To be done >> Gather each line of the entries below that includes "title".

Provided records >>
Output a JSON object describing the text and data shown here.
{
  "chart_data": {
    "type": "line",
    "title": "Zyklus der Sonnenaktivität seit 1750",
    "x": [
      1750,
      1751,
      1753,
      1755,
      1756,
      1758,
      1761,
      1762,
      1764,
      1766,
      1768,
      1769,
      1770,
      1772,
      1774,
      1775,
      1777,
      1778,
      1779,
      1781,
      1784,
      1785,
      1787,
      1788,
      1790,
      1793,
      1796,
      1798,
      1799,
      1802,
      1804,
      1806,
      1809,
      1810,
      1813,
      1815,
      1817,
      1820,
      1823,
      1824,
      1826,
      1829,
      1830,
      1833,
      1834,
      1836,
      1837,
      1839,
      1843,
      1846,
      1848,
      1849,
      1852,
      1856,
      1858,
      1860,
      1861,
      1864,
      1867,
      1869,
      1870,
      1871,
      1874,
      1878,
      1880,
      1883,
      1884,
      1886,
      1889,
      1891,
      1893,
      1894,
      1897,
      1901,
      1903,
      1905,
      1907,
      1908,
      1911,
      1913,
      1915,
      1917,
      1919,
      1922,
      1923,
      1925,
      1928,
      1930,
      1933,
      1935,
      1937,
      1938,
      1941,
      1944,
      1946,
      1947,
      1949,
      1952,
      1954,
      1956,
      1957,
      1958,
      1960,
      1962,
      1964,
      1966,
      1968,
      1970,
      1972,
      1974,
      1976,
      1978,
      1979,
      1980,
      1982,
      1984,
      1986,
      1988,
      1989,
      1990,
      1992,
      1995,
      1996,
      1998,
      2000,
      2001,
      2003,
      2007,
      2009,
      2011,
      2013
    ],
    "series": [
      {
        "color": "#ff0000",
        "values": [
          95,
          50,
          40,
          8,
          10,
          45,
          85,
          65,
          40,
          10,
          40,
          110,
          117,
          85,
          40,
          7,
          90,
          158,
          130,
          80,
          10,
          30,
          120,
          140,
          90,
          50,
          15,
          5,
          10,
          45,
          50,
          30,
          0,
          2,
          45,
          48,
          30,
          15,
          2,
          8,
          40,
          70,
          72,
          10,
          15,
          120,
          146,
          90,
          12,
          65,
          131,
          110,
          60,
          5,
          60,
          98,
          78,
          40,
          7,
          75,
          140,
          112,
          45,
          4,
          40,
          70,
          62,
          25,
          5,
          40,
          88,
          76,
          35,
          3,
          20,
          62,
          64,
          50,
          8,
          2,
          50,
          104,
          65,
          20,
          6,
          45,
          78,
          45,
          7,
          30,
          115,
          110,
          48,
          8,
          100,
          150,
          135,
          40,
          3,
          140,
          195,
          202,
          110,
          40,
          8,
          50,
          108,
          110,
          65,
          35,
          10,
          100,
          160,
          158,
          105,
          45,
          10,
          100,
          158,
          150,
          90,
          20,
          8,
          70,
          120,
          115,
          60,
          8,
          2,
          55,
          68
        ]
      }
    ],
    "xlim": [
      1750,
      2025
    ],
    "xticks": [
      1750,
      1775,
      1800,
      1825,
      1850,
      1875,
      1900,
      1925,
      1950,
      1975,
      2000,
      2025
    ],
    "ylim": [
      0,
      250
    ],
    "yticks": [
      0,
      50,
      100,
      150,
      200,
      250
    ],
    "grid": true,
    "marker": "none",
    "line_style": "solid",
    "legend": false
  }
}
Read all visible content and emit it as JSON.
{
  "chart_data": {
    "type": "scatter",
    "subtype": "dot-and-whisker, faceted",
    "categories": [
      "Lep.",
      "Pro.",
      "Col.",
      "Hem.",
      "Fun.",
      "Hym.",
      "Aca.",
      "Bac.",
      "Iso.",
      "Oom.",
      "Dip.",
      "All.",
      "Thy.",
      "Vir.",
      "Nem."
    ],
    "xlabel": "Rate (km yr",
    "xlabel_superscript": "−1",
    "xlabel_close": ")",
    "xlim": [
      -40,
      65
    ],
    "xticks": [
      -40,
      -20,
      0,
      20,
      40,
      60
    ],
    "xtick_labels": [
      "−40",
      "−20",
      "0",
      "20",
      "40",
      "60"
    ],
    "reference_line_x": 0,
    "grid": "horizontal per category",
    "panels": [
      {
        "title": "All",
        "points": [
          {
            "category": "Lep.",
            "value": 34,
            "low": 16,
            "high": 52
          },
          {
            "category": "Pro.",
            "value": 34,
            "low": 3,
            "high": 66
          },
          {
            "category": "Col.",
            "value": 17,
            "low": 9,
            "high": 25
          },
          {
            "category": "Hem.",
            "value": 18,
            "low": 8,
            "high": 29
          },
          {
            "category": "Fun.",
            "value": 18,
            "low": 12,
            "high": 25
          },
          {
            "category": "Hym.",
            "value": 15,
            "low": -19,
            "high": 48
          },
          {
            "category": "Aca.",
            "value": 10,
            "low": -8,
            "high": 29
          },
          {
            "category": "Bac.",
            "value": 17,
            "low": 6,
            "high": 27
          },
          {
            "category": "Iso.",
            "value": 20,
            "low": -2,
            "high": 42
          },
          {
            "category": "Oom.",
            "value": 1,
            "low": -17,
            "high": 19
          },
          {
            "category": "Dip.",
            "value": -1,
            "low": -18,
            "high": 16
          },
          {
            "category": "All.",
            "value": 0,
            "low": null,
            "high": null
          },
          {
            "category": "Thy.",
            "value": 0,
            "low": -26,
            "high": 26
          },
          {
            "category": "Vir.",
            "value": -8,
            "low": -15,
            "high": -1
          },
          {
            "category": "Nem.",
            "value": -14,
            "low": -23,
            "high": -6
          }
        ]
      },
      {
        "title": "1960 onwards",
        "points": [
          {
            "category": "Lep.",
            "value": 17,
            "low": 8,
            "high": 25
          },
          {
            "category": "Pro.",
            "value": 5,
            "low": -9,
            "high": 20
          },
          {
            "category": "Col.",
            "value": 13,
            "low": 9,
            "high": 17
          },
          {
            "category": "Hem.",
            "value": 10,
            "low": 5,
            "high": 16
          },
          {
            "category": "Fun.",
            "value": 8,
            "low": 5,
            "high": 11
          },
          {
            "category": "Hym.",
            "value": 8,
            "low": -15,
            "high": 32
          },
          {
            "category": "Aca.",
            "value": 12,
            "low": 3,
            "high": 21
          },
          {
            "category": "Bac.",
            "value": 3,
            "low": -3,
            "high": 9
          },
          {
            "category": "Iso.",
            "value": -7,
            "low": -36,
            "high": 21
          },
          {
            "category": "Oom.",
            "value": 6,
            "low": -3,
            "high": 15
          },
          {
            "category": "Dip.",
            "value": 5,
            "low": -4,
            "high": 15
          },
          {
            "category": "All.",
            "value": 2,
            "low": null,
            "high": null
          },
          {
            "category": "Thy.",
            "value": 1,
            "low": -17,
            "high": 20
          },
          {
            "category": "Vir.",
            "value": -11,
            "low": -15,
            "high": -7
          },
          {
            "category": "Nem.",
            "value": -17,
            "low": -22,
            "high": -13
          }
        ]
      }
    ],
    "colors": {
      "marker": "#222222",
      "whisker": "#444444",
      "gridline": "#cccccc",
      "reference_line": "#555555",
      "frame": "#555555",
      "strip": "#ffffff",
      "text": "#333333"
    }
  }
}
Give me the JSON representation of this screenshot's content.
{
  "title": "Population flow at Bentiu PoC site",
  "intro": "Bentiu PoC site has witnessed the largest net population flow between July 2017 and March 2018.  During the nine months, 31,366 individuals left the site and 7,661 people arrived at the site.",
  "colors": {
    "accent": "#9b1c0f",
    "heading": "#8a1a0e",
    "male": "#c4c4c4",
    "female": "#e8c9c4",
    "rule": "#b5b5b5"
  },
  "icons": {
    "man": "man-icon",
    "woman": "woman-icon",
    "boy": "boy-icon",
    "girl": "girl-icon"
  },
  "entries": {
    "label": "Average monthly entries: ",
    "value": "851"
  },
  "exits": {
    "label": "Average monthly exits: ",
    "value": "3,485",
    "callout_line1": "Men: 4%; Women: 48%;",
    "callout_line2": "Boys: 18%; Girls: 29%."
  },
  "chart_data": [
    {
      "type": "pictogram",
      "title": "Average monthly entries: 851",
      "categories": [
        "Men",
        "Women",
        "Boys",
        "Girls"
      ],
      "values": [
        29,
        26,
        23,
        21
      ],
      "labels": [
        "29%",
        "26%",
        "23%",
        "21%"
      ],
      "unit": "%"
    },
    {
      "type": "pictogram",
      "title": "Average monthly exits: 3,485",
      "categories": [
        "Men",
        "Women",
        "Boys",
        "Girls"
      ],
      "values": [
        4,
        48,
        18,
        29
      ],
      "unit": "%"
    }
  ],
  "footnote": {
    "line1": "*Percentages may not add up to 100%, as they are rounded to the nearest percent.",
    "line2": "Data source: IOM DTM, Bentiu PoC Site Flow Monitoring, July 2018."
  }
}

The result >>
    "title": "Zyklus der Sonnenaktivität seit 1750",
        "title": "All",
        "title": "1960 onwards",
  "title": "Population flow at Bentiu PoC site",
      "title": "Average monthly entries: 851",
      "title": "Average monthly exits: 3,485",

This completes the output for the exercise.